▶ _Document transcript data_:
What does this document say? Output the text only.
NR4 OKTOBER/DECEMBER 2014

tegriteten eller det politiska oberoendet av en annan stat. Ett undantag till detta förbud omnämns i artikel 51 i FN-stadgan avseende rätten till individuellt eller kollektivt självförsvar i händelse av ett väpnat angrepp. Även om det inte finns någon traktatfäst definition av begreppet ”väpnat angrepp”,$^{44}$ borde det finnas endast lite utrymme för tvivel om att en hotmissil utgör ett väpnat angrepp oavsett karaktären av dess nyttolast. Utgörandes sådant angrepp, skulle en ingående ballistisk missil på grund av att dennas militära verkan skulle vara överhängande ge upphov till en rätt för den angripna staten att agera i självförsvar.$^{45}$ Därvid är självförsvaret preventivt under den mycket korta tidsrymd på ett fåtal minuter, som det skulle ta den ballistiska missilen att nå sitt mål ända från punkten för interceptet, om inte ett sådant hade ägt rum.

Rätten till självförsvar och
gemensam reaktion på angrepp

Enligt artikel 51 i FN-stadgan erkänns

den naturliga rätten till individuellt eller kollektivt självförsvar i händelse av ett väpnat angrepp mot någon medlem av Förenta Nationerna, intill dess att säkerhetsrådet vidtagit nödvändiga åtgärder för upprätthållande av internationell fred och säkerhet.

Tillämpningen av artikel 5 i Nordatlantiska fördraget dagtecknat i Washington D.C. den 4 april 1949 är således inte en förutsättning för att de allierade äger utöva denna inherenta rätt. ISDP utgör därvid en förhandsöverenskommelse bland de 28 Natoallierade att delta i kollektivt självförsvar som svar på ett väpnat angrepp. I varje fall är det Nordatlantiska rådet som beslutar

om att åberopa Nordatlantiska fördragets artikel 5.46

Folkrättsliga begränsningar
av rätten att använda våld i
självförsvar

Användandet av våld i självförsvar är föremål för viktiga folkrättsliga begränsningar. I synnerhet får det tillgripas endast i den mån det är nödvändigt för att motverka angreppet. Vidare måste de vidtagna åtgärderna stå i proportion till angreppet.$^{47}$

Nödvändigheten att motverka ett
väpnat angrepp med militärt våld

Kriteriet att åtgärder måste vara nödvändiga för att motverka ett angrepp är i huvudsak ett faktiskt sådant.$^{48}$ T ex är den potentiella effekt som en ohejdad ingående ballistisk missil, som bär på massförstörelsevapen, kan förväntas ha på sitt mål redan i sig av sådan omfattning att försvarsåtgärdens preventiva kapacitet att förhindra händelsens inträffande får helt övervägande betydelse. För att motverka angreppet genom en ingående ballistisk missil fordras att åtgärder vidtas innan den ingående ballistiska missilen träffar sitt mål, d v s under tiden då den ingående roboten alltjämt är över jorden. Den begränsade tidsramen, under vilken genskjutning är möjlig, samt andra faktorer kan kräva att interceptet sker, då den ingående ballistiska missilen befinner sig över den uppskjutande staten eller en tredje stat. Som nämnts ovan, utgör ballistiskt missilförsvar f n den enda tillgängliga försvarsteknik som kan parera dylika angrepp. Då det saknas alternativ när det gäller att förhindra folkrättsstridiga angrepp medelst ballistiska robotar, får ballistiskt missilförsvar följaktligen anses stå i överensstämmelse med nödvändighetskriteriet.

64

▶ _Aim of the task_:
List each line of the records that holds the string "begränsningar".

▶ _Exercise solution_:
Folkrättsliga begränsningar
Användandet av våld i självförsvar är föremål för viktiga folkrättsliga begränsningar. I synnerhet får det tillgripas endast i den mån det är nödvändigt för att motverka angreppet. Vidare måste de vidtagna åtgärderna stå i proportion till angreppet.$^{47}$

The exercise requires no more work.